>>>>

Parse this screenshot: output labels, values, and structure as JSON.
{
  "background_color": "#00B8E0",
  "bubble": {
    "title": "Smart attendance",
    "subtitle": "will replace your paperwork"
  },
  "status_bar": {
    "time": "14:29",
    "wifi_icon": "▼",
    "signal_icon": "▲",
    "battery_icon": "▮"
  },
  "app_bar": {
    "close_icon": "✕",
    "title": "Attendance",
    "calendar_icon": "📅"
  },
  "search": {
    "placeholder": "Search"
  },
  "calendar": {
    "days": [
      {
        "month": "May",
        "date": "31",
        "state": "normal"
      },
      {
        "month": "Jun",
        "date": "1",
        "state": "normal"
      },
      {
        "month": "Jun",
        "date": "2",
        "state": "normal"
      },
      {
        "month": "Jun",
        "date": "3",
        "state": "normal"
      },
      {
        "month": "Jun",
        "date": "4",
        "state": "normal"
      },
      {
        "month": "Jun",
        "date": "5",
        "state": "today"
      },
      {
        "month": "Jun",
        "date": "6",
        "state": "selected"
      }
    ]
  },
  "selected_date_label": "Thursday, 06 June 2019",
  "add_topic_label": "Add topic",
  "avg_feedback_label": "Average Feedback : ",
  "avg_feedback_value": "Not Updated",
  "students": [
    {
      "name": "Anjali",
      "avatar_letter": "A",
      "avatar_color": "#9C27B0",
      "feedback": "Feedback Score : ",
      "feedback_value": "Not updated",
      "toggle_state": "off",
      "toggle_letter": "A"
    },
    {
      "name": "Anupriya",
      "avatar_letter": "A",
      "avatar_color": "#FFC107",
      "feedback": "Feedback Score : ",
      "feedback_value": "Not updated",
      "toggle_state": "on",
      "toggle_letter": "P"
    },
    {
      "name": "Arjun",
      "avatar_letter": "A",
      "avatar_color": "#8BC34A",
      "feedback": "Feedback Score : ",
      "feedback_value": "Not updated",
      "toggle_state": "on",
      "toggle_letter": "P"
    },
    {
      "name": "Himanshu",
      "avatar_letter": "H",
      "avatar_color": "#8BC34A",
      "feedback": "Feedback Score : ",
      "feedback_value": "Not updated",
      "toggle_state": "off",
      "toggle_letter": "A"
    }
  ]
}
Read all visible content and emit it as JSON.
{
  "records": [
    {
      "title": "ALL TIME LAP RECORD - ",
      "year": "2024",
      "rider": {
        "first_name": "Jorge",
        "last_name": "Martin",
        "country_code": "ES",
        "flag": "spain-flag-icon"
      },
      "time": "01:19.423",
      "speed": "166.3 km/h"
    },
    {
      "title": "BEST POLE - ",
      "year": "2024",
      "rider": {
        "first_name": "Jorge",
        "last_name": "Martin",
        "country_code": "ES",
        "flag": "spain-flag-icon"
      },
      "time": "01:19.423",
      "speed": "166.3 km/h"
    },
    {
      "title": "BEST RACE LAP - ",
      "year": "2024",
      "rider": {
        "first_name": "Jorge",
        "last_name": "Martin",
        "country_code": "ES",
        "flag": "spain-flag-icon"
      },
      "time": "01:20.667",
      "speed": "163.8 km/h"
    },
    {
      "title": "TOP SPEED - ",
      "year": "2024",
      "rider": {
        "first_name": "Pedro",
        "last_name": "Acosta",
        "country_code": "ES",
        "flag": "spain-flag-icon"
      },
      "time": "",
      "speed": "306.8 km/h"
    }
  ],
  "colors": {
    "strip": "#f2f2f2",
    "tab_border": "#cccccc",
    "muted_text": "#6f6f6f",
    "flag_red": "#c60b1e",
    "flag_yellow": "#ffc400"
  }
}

<<<<

_TASK GOAL:_ Copy down the whole of the data above, matching it exactly.

_TASK RESULT:_
Parse this screenshot: output labels, values, and structure as JSON.
{
  "background_color": "#00B8E0",
  "bubble": {
    "title": "Smart attendance",
    "subtitle": "will replace your paperwork"
  },
  "status_bar": {
    "time": "14:29",
    "wifi_icon": "▼",
    "signal_icon": "▲",
    "battery_icon": "▮"
  },
  "app_bar": {
    "close_icon": "✕",
    "title": "Attendance",
    "calendar_icon": "📅"
  },
  "search": {
    "placeholder": "Search"
  },
  "calendar": {
    "days": [
      {
        "month": "May",
        "date": "31",
        "state": "normal"
      },
      {
        "month": "Jun",
        "date": "1",
        "state": "normal"
      },
      {
        "month": "Jun",
        "date": "2",
        "state": "normal"
      },
      {
        "month": "Jun",
        "date": "3",
        "state": "normal"
      },
      {
        "month": "Jun",
        "date": "4",
        "state": "normal"
      },
      {
        "month": "Jun",
        "date": "5",
        "state": "today"
      },
      {
        "month": "Jun",
        "date": "6",
        "state": "selected"
      }
    ]
  },
  "selected_date_label": "Thursday, 06 June 2019",
  "add_topic_label": "Add topic",
  "avg_feedback_label": "Average Feedback : ",
  "avg_feedback_value": "Not Updated",
  "students": [
    {
      "name": "Anjali",
      "avatar_letter": "A",
      "avatar_color": "#9C27B0",
      "feedback": "Feedback Score : ",
      "feedback_value": "Not updated",
      "toggle_state": "off",
      "toggle_letter": "A"
    },
    {
      "name": "Anupriya",
      "avatar_letter": "A",
      "avatar_color": "#FFC107",
      "feedback": "Feedback Score : ",
      "feedback_value": "Not updated",
      "toggle_state": "on",
      "toggle_letter": "P"
    },
    {
      "name": "Arjun",
      "avatar_letter": "A",
      "avatar_color": "#8BC34A",
      "feedback": "Feedback Score : ",
      "feedback_value": "Not updated",
      "toggle_state": "on",
      "toggle_letter": "P"
    },
    {
      "name": "Himanshu",
      "avatar_letter": "H",
      "avatar_color": "#8BC34A",
      "feedback": "Feedback Score : ",
      "feedback_value": "Not updated",
      "toggle_state": "off",
      "toggle_letter": "A"
    }
  ]
}
Read all visible content and emit it as JSON.
{
  "records": [
    {
      "title": "ALL TIME LAP RECORD - ",
      "year": "2024",
      "rider": {
        "first_name": "Jorge",
        "last_name": "Martin",
        "country_code": "ES",
        "flag": "spain-flag-icon"
      },
      "time": "01:19.423",
      "speed": "166.3 km/h"
    },
    {
      "title": "BEST POLE - ",
      "year": "2024",
      "rider": {
        "first_name": "Jorge",
        "last_name": "Martin",
        "country_code": "ES",
        "flag": "spain-flag-icon"
      },
      "time": "01:19.423",
      "speed": "166.3 km/h"
    },
    {
      "title": "BEST RACE LAP - ",
      "year": "2024",
      "rider": {
        "first_name": "Jorge",
        "last_name": "Martin",
        "country_code": "ES",
        "flag": "spain-flag-icon"
      },
      "time": "01:20.667",
      "speed": "163.8 km/h"
    },
    {
      "title": "TOP SPEED - ",
      "year": "2024",
      "rider": {
        "first_name": "Pedro",
        "last_name": "Acosta",
        "country_code": "ES",
        "flag": "spain-flag-icon"
      },
      "time": "",
      "speed": "306.8 km/h"
    }
  ],
  "colors": {
    "strip": "#f2f2f2",
    "tab_border": "#cccccc",
    "muted_text": "#6f6f6f",
    "flag_red": "#c60b1e",
    "flag_yellow": "#ffc400"
  }
}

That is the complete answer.